◆ **What is being asked**: Check each line of the material. Copy those containing "JSON".

◆ **Input rows**:
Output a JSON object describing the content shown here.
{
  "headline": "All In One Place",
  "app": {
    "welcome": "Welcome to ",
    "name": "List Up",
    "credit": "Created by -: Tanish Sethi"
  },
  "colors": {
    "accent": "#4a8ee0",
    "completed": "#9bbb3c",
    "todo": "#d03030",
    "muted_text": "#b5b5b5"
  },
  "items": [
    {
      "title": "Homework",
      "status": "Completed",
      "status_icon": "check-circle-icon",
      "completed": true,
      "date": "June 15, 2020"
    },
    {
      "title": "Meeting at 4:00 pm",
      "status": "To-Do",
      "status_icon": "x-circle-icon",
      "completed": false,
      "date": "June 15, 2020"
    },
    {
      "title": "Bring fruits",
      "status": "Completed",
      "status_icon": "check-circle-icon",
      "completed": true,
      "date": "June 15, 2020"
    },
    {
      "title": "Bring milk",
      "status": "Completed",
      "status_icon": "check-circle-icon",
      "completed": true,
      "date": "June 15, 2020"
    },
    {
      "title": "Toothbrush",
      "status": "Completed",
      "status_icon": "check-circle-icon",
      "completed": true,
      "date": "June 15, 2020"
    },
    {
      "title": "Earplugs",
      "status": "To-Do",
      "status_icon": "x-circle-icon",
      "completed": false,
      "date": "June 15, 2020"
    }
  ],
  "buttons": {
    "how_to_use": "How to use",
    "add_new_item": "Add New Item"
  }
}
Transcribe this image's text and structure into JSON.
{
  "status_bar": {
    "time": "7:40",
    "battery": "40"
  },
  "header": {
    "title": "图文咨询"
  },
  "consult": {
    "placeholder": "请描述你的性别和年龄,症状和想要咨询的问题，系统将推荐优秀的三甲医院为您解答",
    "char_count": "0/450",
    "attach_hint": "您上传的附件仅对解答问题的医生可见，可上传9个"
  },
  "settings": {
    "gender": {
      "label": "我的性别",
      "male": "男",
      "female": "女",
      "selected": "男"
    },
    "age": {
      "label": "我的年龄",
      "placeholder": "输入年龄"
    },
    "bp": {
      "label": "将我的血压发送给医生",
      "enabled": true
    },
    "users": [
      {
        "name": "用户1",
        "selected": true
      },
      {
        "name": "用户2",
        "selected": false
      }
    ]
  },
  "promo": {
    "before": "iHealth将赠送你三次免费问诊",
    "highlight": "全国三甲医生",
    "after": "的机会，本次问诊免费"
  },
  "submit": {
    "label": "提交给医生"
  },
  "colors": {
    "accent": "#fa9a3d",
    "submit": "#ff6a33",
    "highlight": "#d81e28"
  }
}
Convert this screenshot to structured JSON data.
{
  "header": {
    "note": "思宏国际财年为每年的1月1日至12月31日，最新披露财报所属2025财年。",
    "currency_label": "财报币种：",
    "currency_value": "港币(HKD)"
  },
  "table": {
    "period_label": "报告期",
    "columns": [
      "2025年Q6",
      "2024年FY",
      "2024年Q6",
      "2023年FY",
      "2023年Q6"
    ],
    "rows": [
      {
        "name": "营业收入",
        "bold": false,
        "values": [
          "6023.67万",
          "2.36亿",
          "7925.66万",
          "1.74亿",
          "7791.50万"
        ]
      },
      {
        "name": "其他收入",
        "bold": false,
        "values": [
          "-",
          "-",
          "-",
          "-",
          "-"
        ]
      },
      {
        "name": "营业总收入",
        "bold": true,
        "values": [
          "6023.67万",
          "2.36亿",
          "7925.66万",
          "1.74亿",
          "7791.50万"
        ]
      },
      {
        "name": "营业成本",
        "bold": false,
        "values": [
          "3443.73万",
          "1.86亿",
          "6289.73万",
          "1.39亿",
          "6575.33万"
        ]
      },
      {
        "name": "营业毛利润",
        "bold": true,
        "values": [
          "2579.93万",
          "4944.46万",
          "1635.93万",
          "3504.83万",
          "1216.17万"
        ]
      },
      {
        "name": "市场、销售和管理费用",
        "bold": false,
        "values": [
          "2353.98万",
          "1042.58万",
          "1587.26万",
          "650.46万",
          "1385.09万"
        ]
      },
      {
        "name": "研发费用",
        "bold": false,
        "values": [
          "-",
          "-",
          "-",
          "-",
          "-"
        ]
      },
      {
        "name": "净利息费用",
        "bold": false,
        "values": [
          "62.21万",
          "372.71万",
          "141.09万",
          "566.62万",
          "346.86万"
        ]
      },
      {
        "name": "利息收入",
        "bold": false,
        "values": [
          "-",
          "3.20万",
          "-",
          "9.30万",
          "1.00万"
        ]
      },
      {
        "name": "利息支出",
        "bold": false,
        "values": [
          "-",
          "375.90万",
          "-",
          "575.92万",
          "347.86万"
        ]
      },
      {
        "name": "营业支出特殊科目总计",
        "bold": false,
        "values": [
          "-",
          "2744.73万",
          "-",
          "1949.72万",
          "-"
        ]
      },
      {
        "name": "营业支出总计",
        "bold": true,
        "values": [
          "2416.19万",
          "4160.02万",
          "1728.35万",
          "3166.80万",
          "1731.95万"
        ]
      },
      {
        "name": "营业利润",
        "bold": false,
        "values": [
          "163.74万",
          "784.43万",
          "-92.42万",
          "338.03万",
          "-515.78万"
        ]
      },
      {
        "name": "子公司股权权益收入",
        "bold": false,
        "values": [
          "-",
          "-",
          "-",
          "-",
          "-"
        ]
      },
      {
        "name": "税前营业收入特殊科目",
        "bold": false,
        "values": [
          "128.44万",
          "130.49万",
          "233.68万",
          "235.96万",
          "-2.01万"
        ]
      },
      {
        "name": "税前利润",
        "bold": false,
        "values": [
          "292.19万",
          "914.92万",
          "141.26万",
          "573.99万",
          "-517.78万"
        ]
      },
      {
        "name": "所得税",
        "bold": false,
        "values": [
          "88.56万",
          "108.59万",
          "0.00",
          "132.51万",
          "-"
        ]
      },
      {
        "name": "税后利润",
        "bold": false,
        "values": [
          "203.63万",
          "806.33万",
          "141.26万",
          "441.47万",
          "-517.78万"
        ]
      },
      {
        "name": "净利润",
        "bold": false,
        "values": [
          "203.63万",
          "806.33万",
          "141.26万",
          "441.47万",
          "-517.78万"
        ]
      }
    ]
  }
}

◆ **Output for this exercise**:
Output a JSON object describing the content shown here.
Transcribe this image's text and structure into JSON.
Convert this screenshot to structured JSON data.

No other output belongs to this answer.